**TASK**
Change every "x-tick-label" to "x-label" in the items below and write them out again with nothing else altered. Leave out the pictures.

**EXERCISE DATA**
# # # # #

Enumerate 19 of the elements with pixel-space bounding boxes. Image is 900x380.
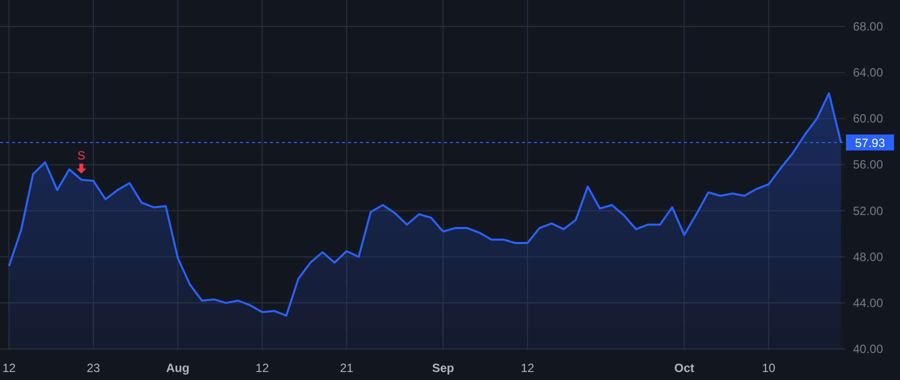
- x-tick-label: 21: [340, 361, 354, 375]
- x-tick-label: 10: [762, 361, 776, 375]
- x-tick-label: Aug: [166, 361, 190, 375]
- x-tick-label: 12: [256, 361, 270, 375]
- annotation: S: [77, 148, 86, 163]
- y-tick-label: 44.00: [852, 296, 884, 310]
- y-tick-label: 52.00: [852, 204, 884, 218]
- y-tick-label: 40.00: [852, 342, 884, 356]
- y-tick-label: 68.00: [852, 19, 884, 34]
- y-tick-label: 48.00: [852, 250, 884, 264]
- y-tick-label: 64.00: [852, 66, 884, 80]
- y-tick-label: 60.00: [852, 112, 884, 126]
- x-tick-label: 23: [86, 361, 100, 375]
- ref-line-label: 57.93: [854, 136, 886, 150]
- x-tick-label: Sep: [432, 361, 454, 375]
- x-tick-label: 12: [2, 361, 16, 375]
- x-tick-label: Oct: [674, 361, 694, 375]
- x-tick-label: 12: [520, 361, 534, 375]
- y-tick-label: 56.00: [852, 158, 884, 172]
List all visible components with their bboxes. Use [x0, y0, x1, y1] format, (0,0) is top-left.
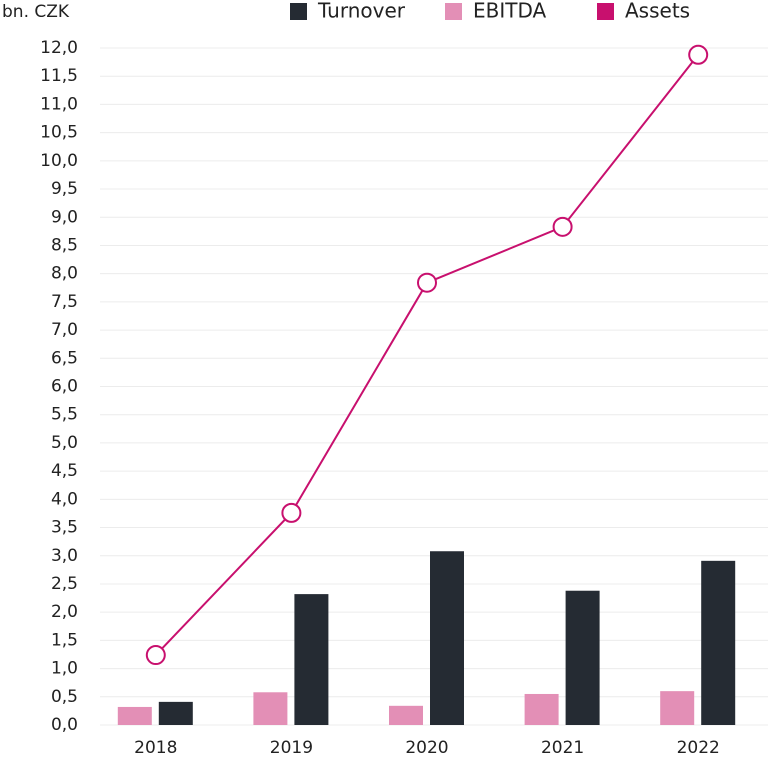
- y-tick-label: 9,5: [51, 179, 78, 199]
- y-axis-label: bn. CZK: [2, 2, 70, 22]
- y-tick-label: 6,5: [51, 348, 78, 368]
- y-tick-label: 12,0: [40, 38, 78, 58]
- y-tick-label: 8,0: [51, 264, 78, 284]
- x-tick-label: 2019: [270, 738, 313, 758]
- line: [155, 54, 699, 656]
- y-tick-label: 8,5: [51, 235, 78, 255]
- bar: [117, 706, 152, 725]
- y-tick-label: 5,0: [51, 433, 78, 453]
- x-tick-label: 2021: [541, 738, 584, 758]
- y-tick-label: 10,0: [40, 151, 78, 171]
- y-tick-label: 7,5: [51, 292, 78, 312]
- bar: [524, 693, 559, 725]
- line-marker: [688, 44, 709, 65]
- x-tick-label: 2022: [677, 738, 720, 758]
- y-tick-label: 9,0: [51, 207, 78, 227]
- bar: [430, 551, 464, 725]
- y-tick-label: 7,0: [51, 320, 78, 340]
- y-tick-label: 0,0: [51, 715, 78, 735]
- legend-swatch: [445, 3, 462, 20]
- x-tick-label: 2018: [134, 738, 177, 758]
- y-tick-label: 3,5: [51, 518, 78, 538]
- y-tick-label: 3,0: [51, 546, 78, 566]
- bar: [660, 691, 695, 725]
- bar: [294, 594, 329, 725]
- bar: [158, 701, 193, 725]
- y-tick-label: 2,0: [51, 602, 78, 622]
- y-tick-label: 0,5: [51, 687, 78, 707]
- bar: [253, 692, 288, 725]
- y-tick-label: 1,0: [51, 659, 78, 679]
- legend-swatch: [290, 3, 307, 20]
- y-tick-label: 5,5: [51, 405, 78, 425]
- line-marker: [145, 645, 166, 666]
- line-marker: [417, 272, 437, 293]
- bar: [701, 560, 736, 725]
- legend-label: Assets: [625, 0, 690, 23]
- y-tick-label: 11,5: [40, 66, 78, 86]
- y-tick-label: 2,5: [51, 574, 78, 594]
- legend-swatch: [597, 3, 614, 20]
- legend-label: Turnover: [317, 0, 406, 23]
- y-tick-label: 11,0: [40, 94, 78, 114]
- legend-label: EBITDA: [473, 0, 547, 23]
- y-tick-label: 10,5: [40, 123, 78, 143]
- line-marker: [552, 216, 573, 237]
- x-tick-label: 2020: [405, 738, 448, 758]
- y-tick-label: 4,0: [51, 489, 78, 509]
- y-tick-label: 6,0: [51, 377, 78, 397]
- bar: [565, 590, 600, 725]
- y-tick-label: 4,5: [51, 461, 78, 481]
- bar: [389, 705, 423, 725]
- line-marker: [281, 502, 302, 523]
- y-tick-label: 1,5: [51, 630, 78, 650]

# # # # #

**TASK ANSWER**
Enumerate 19 of the elements with pixel-space bounding boxes. Image is 900x380.
- x-label: 21: [340, 361, 354, 375]
- x-label: 10: [762, 361, 776, 375]
- x-label: Aug: [166, 361, 190, 375]
- x-label: 12: [256, 361, 270, 375]
- annotation: S: [77, 148, 86, 163]
- y-tick-label: 44.00: [852, 296, 884, 310]
- y-tick-label: 52.00: [852, 204, 884, 218]
- y-tick-label: 40.00: [852, 342, 884, 356]
- y-tick-label: 68.00: [852, 19, 884, 34]
- y-tick-label: 48.00: [852, 250, 884, 264]
- y-tick-label: 64.00: [852, 66, 884, 80]
- y-tick-label: 60.00: [852, 112, 884, 126]
- x-label: 23: [86, 361, 100, 375]
- ref-line-label: 57.93: [854, 136, 886, 150]
- x-label: Sep: [432, 361, 454, 375]
- x-label: 12: [2, 361, 16, 375]
- x-label: Oct: [674, 361, 694, 375]
- x-label: 12: [520, 361, 534, 375]
- y-tick-label: 56.00: [852, 158, 884, 172]
List all visible components with their bboxes. Use [x0, y0, x1, y1] format, (0,0) is top-left.
- y-tick-label: 9,5: [51, 179, 78, 199]
- y-axis-label: bn. CZK: [2, 2, 70, 22]
- y-tick-label: 6,5: [51, 348, 78, 368]
- y-tick-label: 12,0: [40, 38, 78, 58]
- y-tick-label: 8,0: [51, 264, 78, 284]
- x-label: 2019: [270, 738, 313, 758]
- line: [155, 54, 699, 656]
- y-tick-label: 8,5: [51, 235, 78, 255]
- bar: [117, 706, 152, 725]
- y-tick-label: 5,0: [51, 433, 78, 453]
- x-label: 2021: [541, 738, 584, 758]
- y-tick-label: 10,0: [40, 151, 78, 171]
- y-tick-label: 7,5: [51, 292, 78, 312]
- bar: [524, 693, 559, 725]
- line-marker: [688, 44, 709, 65]
- x-label: 2022: [677, 738, 720, 758]
- y-tick-label: 9,0: [51, 207, 78, 227]
- bar: [430, 551, 464, 725]
- y-tick-label: 7,0: [51, 320, 78, 340]
- y-tick-label: 0,0: [51, 715, 78, 735]
- legend-swatch: [445, 3, 462, 20]
- x-label: 2018: [134, 738, 177, 758]
- y-tick-label: 3,5: [51, 518, 78, 538]
- y-tick-label: 3,0: [51, 546, 78, 566]
- bar: [660, 691, 695, 725]
- bar: [294, 594, 329, 725]
- bar: [158, 701, 193, 725]
- y-tick-label: 2,0: [51, 602, 78, 622]
- y-tick-label: 0,5: [51, 687, 78, 707]
- bar: [253, 692, 288, 725]
- y-tick-label: 1,0: [51, 659, 78, 679]
- legend-swatch: [290, 3, 307, 20]
- y-tick-label: 5,5: [51, 405, 78, 425]
- line-marker: [145, 645, 166, 666]
- line-marker: [417, 272, 437, 293]
- bar: [701, 560, 736, 725]
- legend-label: Assets: [625, 0, 690, 23]
- y-tick-label: 11,5: [40, 66, 78, 86]
- y-tick-label: 2,5: [51, 574, 78, 594]
- legend-swatch: [597, 3, 614, 20]
- legend-label: Turnover: [317, 0, 406, 23]
- y-tick-label: 11,0: [40, 94, 78, 114]
- legend-label: EBITDA: [473, 0, 547, 23]
- y-tick-label: 10,5: [40, 123, 78, 143]
- line-marker: [552, 216, 573, 237]
- x-label: 2020: [405, 738, 448, 758]
- y-tick-label: 4,0: [51, 489, 78, 509]
- y-tick-label: 6,0: [51, 377, 78, 397]
- bar: [565, 590, 600, 725]
- y-tick-label: 4,5: [51, 461, 78, 481]
- bar: [389, 705, 423, 725]
- line-marker: [281, 502, 302, 523]
- y-tick-label: 1,5: [51, 630, 78, 650]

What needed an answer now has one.